→ TASK
Return only the number of lines that hold "bien".

→ DATA SECTION

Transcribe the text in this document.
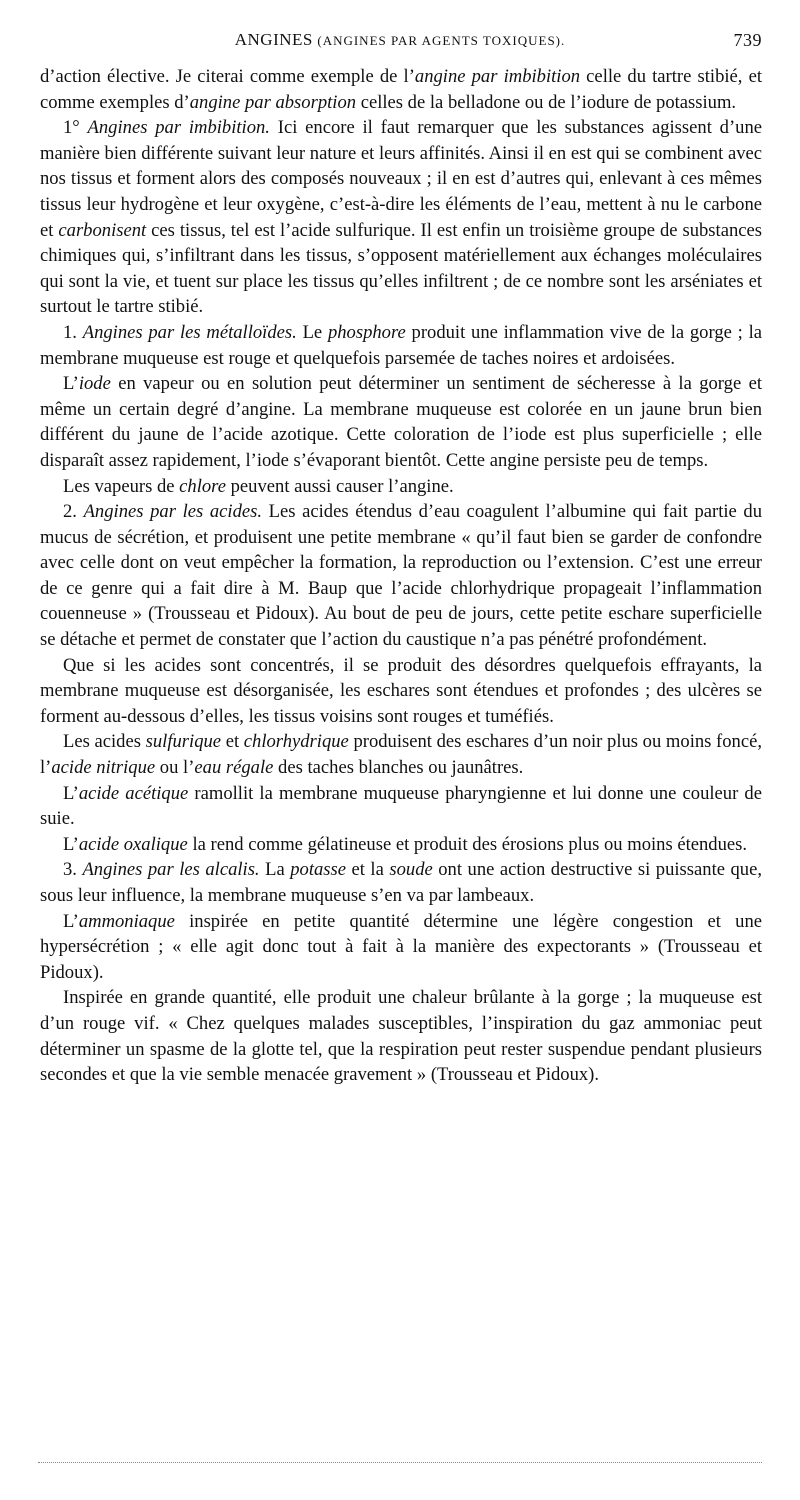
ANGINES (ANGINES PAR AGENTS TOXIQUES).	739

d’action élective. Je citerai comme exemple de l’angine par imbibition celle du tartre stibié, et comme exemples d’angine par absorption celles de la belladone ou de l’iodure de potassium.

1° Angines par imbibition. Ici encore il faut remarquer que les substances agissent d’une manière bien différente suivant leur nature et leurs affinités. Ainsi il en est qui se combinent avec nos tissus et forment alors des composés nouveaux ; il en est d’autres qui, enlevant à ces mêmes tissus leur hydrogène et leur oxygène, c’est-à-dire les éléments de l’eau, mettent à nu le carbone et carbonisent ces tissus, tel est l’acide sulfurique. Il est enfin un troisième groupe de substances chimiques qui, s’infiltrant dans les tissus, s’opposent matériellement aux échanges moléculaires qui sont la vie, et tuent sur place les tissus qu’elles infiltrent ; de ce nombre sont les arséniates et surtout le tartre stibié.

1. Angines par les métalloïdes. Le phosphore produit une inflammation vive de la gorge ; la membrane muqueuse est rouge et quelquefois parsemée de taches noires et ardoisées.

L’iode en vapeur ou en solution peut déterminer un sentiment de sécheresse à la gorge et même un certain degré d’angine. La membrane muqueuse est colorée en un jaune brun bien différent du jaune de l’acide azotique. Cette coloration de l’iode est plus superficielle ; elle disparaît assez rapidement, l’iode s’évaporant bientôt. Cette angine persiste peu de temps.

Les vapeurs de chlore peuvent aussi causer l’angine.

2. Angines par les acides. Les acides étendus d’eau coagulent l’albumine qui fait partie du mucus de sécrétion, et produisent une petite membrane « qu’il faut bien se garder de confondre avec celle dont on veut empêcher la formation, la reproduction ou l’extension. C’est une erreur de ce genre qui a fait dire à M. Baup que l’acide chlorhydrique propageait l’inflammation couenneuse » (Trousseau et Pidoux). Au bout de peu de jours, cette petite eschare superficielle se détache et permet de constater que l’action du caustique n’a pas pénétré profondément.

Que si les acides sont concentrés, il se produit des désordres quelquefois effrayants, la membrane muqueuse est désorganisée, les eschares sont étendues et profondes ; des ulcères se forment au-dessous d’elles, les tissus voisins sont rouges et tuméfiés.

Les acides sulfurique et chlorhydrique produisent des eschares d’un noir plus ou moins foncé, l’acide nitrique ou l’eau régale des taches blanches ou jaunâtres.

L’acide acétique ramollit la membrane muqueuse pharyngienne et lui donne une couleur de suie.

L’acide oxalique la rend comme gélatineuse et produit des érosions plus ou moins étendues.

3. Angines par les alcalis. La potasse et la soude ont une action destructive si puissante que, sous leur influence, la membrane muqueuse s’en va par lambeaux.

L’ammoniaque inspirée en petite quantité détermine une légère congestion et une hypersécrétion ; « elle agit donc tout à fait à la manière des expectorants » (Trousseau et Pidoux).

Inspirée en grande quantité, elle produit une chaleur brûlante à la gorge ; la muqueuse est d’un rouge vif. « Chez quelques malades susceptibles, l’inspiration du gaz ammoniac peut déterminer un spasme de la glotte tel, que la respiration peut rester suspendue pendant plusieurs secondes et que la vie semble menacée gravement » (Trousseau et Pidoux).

→ WRITTEN RESPONSE
3